:: Set exercise ::
Work through the data below and give the number of lines holding "comment", nothing more.
________________
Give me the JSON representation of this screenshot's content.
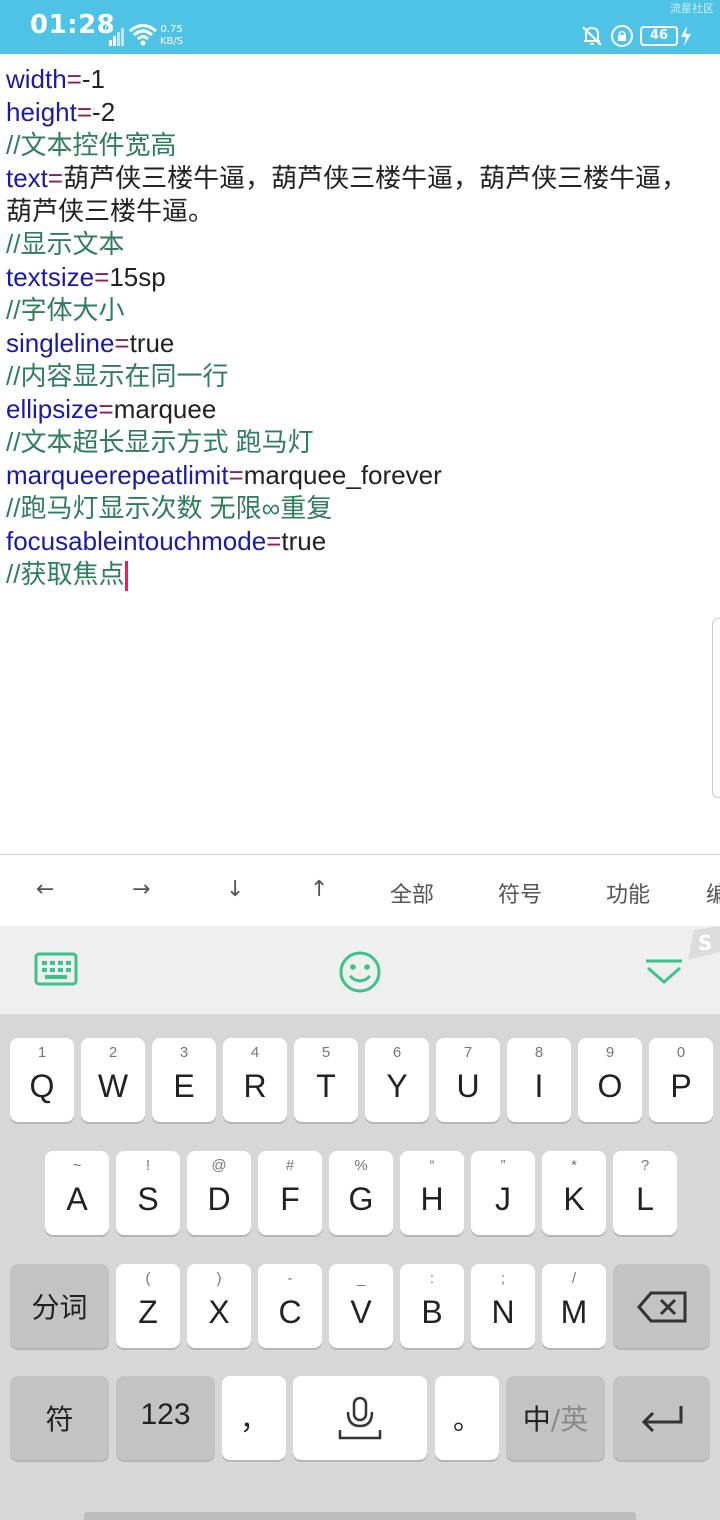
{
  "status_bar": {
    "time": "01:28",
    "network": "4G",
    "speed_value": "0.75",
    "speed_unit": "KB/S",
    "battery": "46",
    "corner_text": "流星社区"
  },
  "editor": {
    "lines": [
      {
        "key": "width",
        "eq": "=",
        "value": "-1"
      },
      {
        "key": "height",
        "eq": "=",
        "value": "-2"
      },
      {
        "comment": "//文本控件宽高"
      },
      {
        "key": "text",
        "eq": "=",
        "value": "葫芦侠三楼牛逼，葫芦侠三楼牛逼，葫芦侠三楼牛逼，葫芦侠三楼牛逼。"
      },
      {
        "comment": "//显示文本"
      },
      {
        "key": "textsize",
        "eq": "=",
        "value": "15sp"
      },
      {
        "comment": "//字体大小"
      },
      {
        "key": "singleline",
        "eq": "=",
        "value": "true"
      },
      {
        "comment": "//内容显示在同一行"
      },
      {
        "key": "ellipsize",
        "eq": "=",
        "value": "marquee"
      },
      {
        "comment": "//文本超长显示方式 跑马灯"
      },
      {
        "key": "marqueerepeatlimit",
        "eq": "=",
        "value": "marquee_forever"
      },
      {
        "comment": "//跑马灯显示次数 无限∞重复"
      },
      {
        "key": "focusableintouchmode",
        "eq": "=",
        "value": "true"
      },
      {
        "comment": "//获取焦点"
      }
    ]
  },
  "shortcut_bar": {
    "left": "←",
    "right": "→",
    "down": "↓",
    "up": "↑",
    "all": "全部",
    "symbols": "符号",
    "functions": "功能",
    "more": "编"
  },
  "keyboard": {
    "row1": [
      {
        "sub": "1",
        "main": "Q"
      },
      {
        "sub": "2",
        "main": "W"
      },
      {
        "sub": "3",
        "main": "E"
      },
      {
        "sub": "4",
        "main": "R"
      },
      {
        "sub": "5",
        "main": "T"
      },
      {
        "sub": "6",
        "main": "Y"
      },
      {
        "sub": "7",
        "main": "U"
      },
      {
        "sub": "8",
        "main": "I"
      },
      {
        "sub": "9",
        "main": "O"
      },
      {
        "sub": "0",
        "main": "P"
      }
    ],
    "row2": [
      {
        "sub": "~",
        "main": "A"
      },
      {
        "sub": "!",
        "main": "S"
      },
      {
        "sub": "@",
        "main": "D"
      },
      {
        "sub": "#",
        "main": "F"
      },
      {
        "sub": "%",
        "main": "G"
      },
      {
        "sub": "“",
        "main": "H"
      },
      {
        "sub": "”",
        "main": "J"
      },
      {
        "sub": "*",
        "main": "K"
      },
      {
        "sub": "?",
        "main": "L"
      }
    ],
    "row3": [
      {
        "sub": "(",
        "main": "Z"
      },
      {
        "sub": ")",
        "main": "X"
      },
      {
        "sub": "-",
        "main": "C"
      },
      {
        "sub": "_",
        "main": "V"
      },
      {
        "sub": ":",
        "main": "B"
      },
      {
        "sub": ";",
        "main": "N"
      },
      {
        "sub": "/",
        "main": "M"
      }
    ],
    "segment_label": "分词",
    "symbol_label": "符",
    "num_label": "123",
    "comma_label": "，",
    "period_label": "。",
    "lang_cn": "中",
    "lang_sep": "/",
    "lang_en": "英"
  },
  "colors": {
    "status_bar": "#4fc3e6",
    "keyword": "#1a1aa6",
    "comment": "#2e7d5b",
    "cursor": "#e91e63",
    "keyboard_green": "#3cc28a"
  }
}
________________
:: Full response ::
8